How many lines hold the string "JSON"? Give only the number.

-- Begin Available records --

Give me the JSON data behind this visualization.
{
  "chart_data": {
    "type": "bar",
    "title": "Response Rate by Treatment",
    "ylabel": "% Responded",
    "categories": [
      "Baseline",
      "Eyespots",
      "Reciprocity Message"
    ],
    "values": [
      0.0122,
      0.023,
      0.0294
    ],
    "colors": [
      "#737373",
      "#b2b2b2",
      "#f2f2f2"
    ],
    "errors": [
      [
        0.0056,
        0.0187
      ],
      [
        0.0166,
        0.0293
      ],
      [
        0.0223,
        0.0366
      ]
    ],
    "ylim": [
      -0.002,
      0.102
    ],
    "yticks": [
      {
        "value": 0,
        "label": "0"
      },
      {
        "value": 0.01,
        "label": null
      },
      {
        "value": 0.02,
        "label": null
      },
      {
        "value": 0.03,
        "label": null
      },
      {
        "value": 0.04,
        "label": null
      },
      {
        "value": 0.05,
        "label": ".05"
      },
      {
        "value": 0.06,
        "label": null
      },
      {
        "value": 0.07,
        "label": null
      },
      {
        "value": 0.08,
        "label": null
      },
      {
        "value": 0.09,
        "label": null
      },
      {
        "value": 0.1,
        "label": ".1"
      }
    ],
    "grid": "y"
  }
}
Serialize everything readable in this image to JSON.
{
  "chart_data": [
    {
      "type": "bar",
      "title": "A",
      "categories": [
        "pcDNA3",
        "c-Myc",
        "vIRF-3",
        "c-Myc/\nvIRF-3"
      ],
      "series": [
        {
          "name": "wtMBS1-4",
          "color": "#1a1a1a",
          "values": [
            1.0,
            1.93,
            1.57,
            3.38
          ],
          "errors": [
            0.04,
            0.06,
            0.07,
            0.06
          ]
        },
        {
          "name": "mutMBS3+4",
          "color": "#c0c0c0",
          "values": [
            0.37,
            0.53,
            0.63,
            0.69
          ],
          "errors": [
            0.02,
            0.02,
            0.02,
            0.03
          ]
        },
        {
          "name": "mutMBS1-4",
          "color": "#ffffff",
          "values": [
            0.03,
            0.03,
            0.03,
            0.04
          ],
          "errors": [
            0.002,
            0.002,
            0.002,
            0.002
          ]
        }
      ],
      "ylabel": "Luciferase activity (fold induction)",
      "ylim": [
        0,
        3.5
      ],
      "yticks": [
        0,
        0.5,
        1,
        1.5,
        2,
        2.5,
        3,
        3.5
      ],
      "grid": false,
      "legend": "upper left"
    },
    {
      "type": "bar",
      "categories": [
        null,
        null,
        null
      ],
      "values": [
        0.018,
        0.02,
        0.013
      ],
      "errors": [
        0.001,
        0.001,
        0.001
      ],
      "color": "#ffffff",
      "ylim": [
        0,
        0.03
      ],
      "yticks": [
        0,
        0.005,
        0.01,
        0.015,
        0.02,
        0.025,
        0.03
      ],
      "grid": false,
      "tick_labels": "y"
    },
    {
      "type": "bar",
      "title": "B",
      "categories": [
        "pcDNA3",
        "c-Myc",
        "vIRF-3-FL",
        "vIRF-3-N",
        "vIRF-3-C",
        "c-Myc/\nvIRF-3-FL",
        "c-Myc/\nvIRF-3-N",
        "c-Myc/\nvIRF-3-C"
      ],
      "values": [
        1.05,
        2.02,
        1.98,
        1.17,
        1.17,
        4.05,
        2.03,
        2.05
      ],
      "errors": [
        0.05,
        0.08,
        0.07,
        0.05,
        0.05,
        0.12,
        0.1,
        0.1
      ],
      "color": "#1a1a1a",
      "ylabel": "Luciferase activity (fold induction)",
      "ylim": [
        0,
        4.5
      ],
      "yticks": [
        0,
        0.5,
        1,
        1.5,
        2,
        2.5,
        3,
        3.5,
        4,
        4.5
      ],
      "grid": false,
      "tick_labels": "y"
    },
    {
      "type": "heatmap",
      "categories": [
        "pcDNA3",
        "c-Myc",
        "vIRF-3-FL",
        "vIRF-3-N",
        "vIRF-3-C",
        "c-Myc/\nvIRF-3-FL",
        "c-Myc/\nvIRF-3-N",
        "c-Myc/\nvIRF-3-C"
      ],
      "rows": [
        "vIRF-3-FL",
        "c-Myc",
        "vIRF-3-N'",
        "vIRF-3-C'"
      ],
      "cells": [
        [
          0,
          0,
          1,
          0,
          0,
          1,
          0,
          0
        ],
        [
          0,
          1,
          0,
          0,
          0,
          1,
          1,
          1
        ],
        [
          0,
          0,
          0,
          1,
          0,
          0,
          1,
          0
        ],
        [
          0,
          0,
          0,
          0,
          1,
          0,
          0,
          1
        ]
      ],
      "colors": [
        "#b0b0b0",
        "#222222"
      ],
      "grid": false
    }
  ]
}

-- End Available records --

> **Finished exercise**
2